INSTRUCTIONS TO FOLLOW
Go through the material below and count the lines with the string "technology"; the number is the whole answer.

RECORDS TO USE

<<<<

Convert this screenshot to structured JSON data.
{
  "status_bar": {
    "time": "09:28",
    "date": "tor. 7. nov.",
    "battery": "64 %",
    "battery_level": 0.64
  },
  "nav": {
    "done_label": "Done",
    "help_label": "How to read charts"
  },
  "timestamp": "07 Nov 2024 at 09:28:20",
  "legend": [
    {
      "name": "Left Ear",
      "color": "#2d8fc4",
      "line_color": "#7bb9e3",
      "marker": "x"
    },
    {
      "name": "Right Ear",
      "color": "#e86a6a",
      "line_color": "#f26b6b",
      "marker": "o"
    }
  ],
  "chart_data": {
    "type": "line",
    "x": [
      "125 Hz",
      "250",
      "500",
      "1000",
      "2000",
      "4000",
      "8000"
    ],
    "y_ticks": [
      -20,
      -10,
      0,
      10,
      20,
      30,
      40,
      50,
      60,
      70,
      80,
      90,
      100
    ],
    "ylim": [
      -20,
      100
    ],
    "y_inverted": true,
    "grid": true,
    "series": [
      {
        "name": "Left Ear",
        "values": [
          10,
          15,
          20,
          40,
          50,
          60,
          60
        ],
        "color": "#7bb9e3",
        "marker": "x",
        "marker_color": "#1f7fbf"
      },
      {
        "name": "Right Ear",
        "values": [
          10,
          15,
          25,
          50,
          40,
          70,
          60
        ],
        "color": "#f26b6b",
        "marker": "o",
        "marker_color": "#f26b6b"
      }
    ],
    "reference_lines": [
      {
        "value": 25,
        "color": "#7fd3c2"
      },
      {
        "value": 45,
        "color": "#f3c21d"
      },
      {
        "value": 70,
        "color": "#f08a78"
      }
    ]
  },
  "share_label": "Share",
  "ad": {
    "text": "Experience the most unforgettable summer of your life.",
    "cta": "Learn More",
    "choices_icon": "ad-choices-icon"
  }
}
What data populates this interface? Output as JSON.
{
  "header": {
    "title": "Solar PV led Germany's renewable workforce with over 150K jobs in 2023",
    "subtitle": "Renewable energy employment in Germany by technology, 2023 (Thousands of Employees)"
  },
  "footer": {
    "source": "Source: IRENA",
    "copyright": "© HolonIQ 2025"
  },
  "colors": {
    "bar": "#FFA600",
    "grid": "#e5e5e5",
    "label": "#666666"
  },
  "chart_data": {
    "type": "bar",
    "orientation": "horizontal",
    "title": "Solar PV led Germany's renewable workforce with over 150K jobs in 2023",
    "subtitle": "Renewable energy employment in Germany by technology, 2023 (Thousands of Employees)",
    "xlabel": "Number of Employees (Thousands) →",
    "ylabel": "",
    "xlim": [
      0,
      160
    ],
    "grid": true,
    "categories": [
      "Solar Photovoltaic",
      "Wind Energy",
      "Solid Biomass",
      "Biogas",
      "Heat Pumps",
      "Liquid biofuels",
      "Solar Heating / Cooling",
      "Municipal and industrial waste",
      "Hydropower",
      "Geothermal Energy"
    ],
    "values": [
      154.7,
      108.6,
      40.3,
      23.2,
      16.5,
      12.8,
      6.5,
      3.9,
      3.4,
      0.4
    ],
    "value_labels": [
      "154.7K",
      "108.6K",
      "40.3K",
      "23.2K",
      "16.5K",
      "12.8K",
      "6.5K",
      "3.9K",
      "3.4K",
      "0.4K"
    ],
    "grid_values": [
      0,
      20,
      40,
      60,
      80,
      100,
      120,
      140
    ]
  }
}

>>>>

ANSWER FOR THE TASK
2